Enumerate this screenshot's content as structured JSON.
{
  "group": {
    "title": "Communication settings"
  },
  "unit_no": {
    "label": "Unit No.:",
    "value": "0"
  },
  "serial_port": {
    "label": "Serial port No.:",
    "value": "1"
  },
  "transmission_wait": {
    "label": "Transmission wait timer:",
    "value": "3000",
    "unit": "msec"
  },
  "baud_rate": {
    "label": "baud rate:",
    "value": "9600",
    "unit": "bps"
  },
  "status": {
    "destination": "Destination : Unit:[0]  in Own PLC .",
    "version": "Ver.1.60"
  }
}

+ + + +

• _STATED PROBLEM_
Where does the word "value" appear? Return each line that holds it.

• _CORRECT ANSWER_
    "value": "0"
    "value": "1"
    "value": "3000",
    "value": "9600",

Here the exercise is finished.